▶ _Task directions_:
Could you write out the lines from the first one through the line containing "- text: (base", substituting "value-label" for "data-label" and keeping everything else the same?

▶ _Data for this exercise_:

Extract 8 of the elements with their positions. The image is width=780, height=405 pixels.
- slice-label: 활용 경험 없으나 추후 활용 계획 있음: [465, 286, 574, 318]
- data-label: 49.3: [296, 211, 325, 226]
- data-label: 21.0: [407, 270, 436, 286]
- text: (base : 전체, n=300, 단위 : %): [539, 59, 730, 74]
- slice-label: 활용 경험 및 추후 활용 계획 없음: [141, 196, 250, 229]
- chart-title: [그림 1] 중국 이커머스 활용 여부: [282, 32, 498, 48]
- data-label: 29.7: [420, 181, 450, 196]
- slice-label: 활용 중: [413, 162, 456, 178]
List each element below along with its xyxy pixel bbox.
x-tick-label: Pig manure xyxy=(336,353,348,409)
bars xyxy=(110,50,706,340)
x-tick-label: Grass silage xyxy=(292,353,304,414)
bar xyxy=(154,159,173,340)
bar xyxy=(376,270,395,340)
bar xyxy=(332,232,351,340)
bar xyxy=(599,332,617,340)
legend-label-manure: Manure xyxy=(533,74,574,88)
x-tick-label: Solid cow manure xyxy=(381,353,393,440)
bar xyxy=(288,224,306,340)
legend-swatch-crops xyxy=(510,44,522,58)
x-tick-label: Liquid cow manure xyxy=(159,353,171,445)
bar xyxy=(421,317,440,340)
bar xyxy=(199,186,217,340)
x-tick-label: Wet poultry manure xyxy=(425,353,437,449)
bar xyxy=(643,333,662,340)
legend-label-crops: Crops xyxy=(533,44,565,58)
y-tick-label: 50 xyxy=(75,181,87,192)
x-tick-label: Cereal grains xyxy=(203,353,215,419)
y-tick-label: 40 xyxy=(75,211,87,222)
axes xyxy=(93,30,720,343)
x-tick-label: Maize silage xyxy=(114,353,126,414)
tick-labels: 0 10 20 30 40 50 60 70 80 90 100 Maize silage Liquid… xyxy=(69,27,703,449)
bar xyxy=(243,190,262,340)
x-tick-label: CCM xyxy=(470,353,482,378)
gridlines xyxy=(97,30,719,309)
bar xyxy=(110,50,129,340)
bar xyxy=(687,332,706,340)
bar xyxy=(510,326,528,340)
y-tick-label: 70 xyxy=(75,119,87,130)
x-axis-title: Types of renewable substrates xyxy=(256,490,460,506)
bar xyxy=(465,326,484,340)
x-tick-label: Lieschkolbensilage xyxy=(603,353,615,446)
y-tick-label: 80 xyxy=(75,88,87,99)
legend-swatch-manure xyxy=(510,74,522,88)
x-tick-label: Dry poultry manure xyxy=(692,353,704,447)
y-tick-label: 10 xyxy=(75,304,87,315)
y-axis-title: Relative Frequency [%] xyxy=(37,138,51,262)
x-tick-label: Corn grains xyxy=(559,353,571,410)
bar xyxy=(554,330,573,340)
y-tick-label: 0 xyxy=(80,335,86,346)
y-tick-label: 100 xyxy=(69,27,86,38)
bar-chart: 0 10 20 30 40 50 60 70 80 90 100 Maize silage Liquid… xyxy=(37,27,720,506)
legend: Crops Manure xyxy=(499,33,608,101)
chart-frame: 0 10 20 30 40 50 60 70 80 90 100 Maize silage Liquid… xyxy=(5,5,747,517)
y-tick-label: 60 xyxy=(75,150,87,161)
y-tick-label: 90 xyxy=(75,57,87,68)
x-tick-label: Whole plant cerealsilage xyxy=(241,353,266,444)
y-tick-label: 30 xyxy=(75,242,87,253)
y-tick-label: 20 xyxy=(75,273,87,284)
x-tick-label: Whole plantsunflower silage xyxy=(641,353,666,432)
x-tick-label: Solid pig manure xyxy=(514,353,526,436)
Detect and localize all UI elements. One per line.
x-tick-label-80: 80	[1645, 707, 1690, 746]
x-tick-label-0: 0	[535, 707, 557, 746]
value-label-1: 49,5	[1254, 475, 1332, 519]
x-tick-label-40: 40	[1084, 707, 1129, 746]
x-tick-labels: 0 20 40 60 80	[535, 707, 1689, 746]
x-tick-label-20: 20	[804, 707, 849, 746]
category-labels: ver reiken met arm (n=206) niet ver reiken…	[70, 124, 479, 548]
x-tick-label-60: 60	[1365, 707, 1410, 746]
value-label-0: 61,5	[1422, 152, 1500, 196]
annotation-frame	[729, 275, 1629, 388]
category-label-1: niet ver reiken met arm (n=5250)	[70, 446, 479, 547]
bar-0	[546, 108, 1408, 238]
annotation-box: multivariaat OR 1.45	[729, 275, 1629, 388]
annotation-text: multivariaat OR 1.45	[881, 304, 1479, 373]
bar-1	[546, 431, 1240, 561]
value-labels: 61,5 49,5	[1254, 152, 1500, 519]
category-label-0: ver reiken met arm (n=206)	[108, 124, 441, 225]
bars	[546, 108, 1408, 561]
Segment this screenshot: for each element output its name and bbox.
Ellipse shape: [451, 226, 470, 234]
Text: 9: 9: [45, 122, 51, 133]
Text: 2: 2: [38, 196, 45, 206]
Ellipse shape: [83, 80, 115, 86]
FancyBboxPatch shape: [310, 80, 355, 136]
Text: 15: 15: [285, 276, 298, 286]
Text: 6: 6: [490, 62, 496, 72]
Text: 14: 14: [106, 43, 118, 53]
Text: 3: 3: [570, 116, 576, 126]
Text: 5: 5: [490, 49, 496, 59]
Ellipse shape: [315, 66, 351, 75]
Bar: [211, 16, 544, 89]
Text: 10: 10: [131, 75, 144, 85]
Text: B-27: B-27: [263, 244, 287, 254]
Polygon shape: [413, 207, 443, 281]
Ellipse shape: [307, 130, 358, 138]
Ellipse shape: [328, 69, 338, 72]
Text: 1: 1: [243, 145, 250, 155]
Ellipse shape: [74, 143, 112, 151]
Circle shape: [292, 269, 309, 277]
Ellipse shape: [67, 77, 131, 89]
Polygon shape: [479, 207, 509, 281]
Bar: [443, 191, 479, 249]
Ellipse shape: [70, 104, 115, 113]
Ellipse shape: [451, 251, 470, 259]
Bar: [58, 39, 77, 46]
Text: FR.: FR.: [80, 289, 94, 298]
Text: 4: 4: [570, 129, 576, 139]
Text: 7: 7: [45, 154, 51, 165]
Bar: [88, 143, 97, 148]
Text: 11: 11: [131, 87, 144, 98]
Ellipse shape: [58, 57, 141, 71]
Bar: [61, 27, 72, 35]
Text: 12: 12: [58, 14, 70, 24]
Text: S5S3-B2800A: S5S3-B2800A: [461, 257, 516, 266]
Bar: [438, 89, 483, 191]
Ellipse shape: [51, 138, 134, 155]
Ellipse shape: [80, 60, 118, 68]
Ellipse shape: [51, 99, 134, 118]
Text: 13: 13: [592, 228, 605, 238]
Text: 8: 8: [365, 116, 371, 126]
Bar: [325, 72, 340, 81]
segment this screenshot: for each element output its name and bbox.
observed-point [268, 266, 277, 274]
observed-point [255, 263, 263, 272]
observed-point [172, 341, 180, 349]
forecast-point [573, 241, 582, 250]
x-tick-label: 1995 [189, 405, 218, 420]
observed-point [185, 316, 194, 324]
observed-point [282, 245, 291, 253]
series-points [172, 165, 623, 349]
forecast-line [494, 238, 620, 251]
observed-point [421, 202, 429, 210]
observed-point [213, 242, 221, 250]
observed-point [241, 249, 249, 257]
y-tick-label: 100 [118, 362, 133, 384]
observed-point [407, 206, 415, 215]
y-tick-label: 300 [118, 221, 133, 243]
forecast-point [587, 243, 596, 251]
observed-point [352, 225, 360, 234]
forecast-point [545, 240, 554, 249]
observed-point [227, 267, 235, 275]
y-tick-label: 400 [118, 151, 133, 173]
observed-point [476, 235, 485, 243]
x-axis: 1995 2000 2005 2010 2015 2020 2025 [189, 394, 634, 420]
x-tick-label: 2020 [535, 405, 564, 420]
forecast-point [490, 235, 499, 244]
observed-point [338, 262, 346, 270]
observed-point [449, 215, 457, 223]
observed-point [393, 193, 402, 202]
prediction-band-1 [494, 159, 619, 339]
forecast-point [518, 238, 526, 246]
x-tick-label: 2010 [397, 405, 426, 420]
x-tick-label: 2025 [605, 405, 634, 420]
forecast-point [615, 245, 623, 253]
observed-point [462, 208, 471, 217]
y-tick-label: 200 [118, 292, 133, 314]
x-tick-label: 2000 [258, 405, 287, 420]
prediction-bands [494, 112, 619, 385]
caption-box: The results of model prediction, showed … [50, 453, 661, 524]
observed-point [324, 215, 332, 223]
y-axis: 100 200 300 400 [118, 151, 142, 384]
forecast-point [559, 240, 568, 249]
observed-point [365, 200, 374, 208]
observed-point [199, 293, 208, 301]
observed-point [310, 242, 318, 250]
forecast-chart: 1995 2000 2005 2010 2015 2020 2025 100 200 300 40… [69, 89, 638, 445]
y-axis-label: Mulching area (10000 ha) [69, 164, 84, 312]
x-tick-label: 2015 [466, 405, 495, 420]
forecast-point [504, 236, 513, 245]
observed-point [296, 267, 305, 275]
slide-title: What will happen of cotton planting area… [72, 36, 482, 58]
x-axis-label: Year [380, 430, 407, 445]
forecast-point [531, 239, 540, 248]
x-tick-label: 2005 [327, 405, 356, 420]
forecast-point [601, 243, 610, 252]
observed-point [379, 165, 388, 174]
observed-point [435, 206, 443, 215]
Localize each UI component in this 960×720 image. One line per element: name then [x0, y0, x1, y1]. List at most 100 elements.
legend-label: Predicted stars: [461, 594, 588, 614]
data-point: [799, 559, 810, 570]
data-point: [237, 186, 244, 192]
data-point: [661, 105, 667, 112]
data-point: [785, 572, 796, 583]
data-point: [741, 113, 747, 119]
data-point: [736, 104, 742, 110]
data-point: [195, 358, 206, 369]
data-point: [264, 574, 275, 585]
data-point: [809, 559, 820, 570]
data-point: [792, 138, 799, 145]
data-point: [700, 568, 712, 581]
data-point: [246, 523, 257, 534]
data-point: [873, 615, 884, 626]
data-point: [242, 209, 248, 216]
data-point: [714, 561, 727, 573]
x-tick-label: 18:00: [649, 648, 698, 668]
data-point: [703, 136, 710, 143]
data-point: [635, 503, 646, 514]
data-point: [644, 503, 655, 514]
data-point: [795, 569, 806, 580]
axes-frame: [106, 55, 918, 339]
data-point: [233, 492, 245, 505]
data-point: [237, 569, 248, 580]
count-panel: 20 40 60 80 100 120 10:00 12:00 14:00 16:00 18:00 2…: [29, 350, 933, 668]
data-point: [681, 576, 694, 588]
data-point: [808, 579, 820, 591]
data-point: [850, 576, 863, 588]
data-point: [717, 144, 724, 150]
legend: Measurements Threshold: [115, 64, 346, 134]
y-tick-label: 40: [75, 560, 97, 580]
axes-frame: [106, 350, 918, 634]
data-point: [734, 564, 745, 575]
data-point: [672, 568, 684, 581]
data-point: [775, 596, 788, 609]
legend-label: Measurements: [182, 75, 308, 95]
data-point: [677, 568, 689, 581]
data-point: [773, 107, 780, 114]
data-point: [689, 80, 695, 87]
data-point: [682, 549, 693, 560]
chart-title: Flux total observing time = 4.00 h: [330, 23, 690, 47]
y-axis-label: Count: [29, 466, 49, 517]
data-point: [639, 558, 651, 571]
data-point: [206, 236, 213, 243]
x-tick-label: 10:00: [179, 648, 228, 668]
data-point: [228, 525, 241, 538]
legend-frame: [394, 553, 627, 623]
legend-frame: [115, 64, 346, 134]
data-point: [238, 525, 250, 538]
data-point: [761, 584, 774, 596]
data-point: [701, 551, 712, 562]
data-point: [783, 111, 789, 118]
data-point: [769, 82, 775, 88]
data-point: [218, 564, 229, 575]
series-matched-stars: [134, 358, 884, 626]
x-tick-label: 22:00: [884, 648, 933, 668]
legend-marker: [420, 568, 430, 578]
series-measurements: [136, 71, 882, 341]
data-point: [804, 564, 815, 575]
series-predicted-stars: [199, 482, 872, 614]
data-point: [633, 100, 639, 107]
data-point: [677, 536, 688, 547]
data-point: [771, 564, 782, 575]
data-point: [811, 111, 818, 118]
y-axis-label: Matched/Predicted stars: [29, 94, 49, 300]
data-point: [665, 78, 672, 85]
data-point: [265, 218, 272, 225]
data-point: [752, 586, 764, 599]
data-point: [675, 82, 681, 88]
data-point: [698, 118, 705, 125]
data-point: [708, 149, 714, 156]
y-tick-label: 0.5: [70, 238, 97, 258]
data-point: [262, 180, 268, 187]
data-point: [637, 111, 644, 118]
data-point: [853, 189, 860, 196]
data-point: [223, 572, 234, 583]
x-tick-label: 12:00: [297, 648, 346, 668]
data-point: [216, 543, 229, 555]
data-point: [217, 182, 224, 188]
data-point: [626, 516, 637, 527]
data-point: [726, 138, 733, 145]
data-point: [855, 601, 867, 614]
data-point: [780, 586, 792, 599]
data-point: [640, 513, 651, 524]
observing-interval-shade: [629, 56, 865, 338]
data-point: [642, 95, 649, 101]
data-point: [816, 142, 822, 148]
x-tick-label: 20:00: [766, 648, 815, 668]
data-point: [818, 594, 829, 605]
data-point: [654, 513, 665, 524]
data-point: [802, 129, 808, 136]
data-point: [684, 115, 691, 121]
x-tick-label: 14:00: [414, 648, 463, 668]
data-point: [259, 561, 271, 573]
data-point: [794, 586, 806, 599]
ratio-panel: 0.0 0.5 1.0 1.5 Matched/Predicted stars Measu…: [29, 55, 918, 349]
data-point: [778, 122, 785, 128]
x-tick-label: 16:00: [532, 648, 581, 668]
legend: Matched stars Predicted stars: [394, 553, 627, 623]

▶ _Solved exercise_:
Extract 8 of the elements with their positions. The image is width=780, height=405 pixels.
- slice-label: 활용 경험 없으나 추후 활용 계획 있음: [465, 286, 574, 318]
- value-label: 49.3: [296, 211, 325, 226]
- value-label: 21.0: [407, 270, 436, 286]
- text: (base : 전체, n=300, 단위 : %): [539, 59, 730, 74]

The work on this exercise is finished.